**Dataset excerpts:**
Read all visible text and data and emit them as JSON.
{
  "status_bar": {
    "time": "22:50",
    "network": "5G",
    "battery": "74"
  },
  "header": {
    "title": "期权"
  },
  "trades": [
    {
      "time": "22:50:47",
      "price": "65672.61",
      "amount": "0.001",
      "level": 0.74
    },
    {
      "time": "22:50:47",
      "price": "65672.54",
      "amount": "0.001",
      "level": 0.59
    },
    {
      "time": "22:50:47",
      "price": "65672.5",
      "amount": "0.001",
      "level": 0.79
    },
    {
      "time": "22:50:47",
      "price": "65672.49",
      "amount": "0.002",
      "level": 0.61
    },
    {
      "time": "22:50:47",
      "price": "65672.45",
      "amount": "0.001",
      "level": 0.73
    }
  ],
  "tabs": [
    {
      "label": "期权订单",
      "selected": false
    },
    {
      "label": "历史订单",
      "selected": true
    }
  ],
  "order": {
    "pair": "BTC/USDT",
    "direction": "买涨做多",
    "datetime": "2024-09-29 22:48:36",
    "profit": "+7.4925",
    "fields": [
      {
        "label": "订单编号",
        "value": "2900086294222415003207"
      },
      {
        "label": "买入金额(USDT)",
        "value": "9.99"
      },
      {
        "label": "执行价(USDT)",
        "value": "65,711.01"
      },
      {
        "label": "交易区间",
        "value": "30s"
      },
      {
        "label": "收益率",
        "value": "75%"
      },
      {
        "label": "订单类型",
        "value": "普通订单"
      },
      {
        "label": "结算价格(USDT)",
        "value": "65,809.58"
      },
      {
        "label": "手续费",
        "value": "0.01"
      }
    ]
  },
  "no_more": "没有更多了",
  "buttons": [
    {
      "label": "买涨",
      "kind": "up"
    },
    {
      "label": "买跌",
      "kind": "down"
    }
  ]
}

**Work instructions:**
Output the full listing without altering anything.

**Result:**
Read all visible text and data and emit them as JSON.
{
  "status_bar": {
    "time": "22:50",
    "network": "5G",
    "battery": "74"
  },
  "header": {
    "title": "期权"
  },
  "trades": [
    {
      "time": "22:50:47",
      "price": "65672.61",
      "amount": "0.001",
      "level": 0.74
    },
    {
      "time": "22:50:47",
      "price": "65672.54",
      "amount": "0.001",
      "level": 0.59
    },
    {
      "time": "22:50:47",
      "price": "65672.5",
      "amount": "0.001",
      "level": 0.79
    },
    {
      "time": "22:50:47",
      "price": "65672.49",
      "amount": "0.002",
      "level": 0.61
    },
    {
      "time": "22:50:47",
      "price": "65672.45",
      "amount": "0.001",
      "level": 0.73
    }
  ],
  "tabs": [
    {
      "label": "期权订单",
      "selected": false
    },
    {
      "label": "历史订单",
      "selected": true
    }
  ],
  "order": {
    "pair": "BTC/USDT",
    "direction": "买涨做多",
    "datetime": "2024-09-29 22:48:36",
    "profit": "+7.4925",
    "fields": [
      {
        "label": "订单编号",
        "value": "2900086294222415003207"
      },
      {
        "label": "买入金额(USDT)",
        "value": "9.99"
      },
      {
        "label": "执行价(USDT)",
        "value": "65,711.01"
      },
      {
        "label": "交易区间",
        "value": "30s"
      },
      {
        "label": "收益率",
        "value": "75%"
      },
      {
        "label": "订单类型",
        "value": "普通订单"
      },
      {
        "label": "结算价格(USDT)",
        "value": "65,809.58"
      },
      {
        "label": "手续费",
        "value": "0.01"
      }
    ]
  },
  "no_more": "没有更多了",
  "buttons": [
    {
      "label": "买涨",
      "kind": "up"
    },
    {
      "label": "买跌",
      "kind": "down"
    }
  ]
}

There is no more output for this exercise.